Ping me if you need details.

> > seemed to think it works closely to the h/w approach. Of course it
> > suffers from the same "fixed implementation" so both the producer and
> > consumer would have to be taught what those metadatum mean i.e the
> > kernel and iproute2 code updates will be required. IIRC, the Cumulus
> > people pushed back and converted this into traps coming out of the
> > spectrum in order to make use of standardized tooling to avoid
> > retraining (I think it was sflow as the consumer).
> >
> >> I suppose with P4 there might be a way for the user to describe the
> >> encapsulation and for the driver to recognize it as the mirror header
> >> and offload properly. With some squinting: frankly I don't see anybody
> >> encoding things like queue depths, or anybody writing the driver code to
> >> recognize that indeed that's what it is.
> >
> > You can define whatever metadata you want and make your datapath
> > generate it. As long as you also have a P4 program on the consumer to
> > decode it. My fingers cant resist, so let me show extract from a
> > simple test program we have for P4TC which transports skb->mark
> > between machines:
> >
> > // define the headers
> > header customl2_t {
> >     bit<32> skbmark;
> >     bit<16> anothermetadatum
> >     bit<16> etherType;
> > }
> > ..
> > struct headers_t {
> >     ethernet_t   ethernet;
> >     customl2_t   customl2;
> >     ipv4_t       ip;
> >     //rest is considered payload
> > }
> > ...
>
> So let's talk about the queue depth in particular. How would the driver
> recognize the field?

Your driver doesnt need to recognize anything for either P4TC or IFE.
Does your driver need to know this detail for something it does maybe?
Post offload, on ingress into the kernel:
For P4TC, it will be taken care of by either the XDP code or tc code
(which is compiler generated) i.e no pre-existing kernel code
required.
For IFE, because it is a standard(its an RFC) you will have to write
kernel code to recognize what metadatum called "queudepth" means
(could be a kernel module) to conform to the IFE standard encoding
where each metadata you add is encapped in a TLV. You wouldnt need a
TLV if you prescribe it with P4.

> Does it need to "parse the parser" to figure it
> out? Or use magic field names? Use EtherType to just know what is meant
> by the header?

The example I showed used an ethertype to indicate that "a customer
header follows". But really you can do whatever you want.

> I don't see how to express the idea in the abstract, for
> the driver to recognize it and say, yeah, we can in fact offload this
> program, because it the abstract description matches what the HW is
> doing for mirror headers version XYZ.
>


For the policy offload side, it's mostly the tc ndo.
If you showed me your custom format, I am sure it can be expressed in
P4. Write P4 for mirror header version XYZ and tommorow you can write
a different one for version ABC. Then you generate the code and attach
it to a tc block which knows how to interpret the headers and maybe do
something with them. The trivial example i showed would strip off
customhdr->skbmark and write it to skb->mark.
************
* **Task brief**: From the P4 code in the forum thread, list every field declared in the header customl2_t, along with its bit width.

* **Information provided**:
************
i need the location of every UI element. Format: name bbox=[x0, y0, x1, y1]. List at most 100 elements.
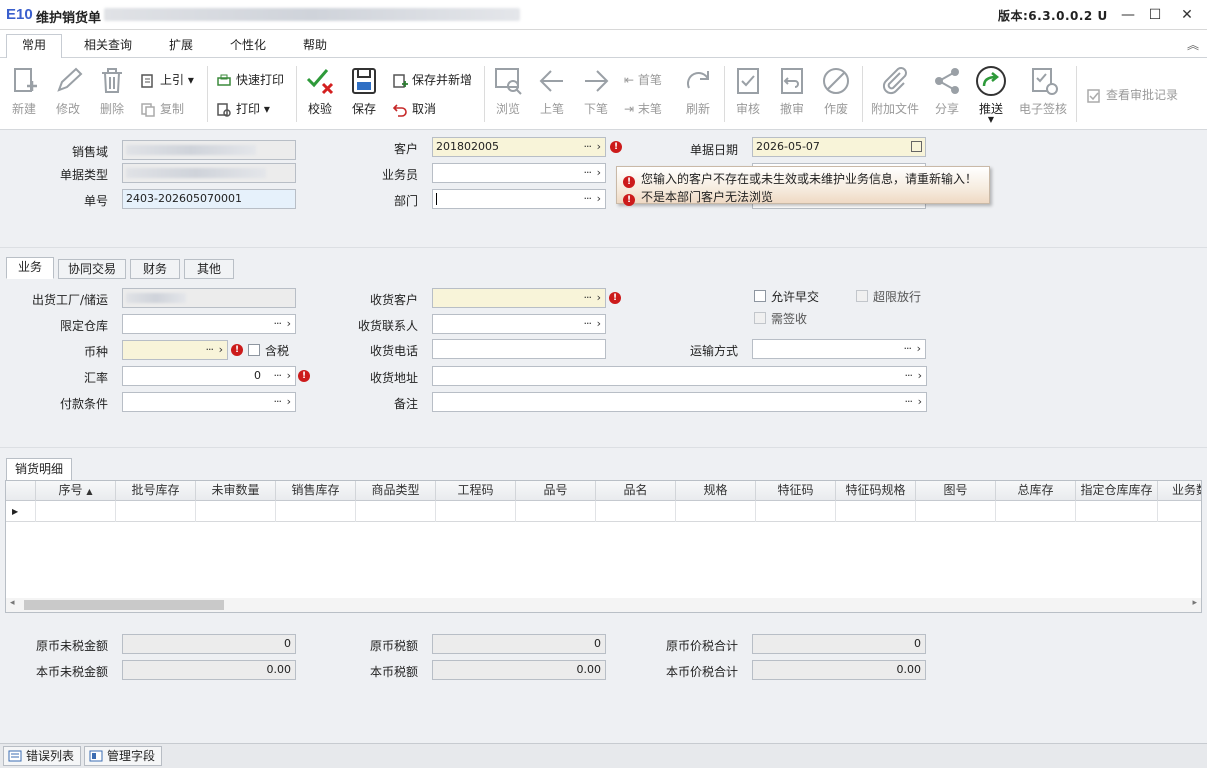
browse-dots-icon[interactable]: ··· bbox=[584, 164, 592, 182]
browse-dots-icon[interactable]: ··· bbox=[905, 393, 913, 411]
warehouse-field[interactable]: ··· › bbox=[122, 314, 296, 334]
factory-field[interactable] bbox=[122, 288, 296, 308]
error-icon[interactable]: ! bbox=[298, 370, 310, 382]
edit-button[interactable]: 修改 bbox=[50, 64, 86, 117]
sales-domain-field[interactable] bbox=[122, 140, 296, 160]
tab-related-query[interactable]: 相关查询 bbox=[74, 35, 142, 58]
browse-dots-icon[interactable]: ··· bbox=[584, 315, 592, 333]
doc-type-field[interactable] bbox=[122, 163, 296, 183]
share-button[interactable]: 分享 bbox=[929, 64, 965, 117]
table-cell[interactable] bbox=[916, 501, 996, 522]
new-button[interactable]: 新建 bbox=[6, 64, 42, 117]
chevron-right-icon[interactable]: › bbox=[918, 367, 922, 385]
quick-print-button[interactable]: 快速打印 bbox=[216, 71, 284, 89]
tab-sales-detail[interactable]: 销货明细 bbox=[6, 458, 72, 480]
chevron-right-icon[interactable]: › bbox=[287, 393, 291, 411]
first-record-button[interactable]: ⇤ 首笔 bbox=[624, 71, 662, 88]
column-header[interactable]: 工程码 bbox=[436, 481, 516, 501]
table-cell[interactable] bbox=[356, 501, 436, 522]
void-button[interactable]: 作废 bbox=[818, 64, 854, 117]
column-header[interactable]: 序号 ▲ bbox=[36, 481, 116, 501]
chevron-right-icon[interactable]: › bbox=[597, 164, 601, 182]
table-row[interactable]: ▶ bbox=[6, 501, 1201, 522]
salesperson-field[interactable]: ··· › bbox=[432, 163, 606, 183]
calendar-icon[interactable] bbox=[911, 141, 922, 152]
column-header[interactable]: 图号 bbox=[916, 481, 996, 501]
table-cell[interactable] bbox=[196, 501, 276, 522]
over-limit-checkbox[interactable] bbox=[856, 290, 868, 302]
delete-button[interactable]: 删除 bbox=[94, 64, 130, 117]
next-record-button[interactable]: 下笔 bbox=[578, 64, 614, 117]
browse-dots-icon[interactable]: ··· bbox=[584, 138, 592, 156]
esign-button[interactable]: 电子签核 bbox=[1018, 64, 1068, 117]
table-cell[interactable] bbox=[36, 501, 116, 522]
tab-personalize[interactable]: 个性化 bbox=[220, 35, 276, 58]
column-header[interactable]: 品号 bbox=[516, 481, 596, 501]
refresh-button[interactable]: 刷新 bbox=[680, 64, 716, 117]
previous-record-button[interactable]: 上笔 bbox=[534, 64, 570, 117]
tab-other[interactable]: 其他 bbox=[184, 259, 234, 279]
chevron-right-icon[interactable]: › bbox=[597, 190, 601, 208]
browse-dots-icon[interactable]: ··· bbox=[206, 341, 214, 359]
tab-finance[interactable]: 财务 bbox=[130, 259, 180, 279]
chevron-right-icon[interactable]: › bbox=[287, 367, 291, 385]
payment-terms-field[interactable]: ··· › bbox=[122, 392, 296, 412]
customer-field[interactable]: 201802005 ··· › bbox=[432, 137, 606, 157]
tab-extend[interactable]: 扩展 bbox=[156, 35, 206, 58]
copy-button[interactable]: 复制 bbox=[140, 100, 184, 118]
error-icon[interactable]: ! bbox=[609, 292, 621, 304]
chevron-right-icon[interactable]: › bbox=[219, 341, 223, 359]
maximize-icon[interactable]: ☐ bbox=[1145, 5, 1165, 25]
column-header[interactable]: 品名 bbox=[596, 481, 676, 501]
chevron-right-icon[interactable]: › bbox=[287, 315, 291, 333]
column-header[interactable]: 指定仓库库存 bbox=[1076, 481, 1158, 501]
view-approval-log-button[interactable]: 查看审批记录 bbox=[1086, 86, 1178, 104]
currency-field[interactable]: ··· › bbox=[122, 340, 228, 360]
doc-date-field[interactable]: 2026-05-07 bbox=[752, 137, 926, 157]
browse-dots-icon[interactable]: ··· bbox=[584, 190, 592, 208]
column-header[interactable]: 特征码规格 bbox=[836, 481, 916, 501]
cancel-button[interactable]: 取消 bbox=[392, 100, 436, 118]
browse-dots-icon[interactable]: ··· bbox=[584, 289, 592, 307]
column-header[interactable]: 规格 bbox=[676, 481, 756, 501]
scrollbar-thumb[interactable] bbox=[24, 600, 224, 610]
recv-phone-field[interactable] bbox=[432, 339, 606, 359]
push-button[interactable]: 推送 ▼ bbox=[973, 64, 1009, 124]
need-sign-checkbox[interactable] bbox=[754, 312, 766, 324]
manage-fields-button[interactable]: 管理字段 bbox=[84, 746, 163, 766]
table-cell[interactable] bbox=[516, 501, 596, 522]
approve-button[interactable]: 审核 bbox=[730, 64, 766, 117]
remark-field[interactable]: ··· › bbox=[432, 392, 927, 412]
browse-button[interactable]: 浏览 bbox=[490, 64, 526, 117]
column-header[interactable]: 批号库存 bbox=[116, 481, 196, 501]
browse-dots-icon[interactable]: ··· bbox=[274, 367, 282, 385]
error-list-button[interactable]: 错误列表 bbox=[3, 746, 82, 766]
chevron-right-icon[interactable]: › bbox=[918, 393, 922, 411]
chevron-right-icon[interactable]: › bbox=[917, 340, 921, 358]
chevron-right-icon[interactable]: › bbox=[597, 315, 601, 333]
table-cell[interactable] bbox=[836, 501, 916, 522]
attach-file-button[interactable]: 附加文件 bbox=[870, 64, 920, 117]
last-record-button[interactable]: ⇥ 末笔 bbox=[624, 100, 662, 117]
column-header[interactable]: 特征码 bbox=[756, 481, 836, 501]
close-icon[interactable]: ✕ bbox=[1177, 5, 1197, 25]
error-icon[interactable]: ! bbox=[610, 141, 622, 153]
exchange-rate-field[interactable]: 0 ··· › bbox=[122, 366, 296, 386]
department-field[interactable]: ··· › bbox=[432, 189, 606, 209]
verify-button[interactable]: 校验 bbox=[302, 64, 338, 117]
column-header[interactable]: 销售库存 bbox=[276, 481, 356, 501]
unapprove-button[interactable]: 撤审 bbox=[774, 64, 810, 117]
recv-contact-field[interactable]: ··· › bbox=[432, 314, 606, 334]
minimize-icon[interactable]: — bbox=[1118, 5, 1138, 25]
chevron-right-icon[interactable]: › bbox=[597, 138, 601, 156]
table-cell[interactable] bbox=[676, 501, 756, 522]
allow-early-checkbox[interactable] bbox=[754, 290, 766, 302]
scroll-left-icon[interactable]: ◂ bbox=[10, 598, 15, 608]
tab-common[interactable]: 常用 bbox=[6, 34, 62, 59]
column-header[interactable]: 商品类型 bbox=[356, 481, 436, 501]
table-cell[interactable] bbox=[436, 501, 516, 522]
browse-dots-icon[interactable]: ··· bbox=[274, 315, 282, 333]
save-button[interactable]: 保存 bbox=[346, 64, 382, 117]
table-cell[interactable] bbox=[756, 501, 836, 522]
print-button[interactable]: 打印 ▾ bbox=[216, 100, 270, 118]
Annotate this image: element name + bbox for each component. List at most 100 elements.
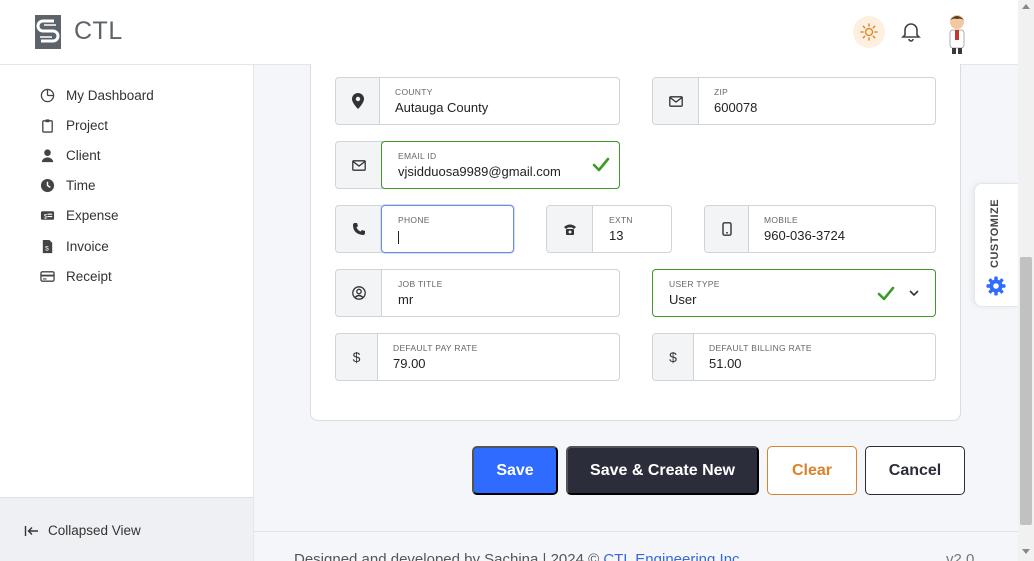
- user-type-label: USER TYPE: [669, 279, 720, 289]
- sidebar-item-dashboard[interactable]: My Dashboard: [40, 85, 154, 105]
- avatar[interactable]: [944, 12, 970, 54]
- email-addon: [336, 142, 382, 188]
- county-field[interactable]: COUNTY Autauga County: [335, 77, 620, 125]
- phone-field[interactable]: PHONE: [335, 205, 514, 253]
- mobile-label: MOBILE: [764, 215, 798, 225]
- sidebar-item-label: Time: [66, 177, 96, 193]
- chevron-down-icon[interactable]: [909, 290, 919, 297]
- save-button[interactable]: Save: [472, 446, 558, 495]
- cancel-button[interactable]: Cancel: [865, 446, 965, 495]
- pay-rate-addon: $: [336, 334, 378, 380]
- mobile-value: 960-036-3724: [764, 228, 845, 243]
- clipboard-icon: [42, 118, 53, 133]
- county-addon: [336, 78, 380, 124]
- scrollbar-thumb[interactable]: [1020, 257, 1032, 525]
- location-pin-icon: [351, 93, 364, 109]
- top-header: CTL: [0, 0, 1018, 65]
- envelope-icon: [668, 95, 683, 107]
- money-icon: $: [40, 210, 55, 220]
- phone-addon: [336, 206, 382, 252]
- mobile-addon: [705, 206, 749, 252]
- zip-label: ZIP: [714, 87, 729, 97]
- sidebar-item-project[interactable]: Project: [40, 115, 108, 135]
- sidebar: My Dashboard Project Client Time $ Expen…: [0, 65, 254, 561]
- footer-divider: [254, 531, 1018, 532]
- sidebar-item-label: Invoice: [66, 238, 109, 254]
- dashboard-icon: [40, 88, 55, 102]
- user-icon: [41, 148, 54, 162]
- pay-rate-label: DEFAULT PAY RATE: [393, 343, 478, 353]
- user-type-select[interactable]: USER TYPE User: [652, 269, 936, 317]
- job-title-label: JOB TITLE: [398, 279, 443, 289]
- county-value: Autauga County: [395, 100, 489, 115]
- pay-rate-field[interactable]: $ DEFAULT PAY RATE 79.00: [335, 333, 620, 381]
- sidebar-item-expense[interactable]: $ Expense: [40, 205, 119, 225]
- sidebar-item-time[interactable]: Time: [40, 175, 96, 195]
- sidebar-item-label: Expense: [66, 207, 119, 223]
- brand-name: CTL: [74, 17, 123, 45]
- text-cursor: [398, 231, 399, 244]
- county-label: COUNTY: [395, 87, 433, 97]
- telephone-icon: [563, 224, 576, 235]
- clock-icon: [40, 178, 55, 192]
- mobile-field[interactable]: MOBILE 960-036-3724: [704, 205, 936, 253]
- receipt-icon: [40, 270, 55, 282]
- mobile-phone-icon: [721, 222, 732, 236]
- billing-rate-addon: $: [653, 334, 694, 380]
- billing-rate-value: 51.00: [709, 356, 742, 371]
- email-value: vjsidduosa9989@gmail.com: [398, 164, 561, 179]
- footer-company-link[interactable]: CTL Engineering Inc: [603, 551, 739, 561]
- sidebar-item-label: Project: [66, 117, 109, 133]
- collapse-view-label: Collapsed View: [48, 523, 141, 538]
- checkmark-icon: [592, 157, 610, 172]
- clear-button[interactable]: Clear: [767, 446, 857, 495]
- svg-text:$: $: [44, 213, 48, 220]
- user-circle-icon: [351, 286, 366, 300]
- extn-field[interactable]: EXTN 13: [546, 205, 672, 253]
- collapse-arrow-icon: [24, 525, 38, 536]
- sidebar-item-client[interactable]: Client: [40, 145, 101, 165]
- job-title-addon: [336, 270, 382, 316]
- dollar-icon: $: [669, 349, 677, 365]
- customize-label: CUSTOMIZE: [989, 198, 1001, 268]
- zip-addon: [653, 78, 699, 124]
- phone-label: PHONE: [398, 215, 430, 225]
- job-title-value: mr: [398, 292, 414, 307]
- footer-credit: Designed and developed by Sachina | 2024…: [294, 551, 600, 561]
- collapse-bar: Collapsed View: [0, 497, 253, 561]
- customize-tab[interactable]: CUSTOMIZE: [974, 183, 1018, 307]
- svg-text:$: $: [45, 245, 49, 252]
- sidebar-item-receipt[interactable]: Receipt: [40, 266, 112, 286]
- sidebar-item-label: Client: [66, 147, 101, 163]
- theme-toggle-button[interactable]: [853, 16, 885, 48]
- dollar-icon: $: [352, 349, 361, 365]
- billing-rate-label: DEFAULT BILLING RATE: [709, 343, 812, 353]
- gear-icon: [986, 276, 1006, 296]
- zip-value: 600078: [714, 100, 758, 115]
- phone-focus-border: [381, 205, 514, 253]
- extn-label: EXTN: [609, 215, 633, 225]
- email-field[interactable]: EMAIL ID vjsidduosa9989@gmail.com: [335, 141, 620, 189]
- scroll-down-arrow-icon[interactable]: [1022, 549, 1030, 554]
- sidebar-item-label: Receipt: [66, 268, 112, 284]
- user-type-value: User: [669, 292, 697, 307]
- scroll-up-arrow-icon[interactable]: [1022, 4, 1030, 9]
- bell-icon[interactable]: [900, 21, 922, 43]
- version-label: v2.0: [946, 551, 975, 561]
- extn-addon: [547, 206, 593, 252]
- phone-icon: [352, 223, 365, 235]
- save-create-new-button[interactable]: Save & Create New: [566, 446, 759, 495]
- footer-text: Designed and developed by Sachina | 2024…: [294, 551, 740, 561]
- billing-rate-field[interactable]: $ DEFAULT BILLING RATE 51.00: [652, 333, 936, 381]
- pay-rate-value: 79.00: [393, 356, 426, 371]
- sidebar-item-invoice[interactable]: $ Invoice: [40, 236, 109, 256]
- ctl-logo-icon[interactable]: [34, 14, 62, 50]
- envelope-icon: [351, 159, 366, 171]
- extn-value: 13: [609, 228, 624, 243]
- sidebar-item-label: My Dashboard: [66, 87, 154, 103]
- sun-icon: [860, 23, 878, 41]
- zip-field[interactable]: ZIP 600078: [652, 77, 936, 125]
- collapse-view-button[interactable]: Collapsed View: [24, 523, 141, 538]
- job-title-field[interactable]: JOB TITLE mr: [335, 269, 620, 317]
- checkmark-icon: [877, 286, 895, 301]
************
* **Output below**:
skbmark: 32 bits
anothermetadatum: 16 bits
etherType: 16 bits